Report all lines from the entries below in which "ndone" appears.

━━━ Provided material ━━━

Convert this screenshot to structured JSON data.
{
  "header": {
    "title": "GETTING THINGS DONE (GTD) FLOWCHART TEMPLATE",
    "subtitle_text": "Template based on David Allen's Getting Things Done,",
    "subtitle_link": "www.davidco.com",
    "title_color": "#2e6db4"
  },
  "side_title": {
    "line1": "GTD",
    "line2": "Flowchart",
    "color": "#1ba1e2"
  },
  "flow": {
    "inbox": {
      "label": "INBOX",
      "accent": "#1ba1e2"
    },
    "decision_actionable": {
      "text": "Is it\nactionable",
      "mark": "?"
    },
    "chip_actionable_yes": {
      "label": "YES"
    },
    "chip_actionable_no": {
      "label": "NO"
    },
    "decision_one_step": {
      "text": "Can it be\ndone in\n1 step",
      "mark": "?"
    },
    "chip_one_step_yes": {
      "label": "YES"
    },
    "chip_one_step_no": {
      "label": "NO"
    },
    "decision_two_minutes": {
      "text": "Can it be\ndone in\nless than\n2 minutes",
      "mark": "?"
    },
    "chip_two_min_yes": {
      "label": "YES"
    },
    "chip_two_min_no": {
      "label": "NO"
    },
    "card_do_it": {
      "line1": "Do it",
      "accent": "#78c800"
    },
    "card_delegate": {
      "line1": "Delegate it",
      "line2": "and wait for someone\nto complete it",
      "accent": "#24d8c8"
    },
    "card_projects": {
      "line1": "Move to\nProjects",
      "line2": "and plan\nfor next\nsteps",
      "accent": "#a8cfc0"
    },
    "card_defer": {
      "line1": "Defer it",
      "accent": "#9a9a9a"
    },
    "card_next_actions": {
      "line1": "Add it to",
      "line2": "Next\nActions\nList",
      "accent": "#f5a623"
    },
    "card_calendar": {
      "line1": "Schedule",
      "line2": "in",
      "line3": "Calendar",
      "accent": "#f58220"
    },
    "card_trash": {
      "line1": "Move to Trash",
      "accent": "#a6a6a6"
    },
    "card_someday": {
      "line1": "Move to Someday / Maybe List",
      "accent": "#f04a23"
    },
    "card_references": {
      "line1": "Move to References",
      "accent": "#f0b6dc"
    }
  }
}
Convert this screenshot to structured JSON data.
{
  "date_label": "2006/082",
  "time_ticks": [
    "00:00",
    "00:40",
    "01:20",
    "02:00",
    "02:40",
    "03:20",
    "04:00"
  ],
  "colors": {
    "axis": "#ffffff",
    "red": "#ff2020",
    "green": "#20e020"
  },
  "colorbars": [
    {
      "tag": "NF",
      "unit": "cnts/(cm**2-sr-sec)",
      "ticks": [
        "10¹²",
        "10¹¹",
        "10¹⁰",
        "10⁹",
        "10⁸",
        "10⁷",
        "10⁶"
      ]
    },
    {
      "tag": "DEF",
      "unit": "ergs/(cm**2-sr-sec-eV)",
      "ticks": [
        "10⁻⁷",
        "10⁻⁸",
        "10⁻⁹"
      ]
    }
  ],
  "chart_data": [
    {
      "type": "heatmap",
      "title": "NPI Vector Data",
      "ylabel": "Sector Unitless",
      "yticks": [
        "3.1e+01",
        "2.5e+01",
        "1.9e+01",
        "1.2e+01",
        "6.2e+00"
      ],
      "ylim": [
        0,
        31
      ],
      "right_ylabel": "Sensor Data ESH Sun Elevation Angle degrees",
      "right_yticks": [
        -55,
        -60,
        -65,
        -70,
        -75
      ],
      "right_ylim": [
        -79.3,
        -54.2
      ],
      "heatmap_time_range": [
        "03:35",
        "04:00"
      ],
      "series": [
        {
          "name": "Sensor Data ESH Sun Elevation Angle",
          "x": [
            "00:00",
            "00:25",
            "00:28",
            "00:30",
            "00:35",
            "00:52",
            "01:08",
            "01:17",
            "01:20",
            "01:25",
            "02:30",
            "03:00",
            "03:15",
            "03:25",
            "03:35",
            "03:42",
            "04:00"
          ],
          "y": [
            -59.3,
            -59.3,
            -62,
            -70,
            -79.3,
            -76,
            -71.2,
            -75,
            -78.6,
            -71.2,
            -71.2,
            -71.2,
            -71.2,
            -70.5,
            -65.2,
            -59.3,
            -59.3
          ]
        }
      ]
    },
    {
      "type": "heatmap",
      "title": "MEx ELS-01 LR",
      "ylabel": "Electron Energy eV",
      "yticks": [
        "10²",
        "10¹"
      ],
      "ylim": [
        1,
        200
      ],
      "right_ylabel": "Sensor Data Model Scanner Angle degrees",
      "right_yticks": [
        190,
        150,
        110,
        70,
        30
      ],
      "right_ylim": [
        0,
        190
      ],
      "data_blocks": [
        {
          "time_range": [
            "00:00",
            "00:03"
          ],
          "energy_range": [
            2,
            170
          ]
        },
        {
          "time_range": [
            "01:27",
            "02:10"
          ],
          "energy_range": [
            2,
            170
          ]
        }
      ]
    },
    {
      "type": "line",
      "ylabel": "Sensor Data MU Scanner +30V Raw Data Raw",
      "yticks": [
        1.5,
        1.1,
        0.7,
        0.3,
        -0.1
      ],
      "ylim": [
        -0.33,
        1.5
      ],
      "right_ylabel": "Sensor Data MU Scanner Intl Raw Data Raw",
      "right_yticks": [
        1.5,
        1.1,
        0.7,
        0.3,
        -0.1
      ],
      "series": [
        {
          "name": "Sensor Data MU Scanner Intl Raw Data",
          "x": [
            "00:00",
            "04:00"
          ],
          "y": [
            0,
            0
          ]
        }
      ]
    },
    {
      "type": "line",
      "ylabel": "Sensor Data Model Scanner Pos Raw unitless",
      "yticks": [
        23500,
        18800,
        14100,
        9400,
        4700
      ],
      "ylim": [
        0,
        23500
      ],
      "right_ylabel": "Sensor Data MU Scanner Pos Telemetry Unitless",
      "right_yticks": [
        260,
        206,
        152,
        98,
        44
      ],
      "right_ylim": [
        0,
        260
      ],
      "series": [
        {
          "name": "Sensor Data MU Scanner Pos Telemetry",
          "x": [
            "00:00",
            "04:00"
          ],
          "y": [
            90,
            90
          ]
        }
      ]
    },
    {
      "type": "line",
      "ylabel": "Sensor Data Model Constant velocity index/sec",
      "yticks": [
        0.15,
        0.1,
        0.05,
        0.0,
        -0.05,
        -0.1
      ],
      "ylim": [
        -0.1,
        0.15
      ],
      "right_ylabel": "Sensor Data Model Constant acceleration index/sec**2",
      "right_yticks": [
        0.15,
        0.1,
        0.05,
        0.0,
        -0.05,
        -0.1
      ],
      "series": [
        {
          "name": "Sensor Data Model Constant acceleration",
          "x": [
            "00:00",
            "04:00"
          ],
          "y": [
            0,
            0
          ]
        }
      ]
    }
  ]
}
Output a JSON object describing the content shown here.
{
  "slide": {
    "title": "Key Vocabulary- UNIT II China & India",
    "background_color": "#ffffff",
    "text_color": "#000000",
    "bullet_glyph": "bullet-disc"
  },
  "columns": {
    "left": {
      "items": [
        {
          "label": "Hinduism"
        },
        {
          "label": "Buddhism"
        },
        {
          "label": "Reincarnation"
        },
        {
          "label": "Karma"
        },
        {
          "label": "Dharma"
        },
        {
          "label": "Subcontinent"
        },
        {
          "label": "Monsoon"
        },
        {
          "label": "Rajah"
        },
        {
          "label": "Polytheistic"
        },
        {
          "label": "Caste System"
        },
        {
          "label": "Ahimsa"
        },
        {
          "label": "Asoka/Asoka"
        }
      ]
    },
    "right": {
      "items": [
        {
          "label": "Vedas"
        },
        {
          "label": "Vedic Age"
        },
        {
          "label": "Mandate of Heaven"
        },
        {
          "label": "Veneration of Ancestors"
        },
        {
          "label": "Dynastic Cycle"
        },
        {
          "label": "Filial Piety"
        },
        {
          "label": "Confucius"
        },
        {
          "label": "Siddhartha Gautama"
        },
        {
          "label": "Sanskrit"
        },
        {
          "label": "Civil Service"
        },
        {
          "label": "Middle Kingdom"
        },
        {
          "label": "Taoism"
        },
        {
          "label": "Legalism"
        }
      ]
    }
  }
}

━━━

### Result
      "text": "Can it be\ndone in\n1 step",
      "text": "Can it be\ndone in\nless than\n2 minutes",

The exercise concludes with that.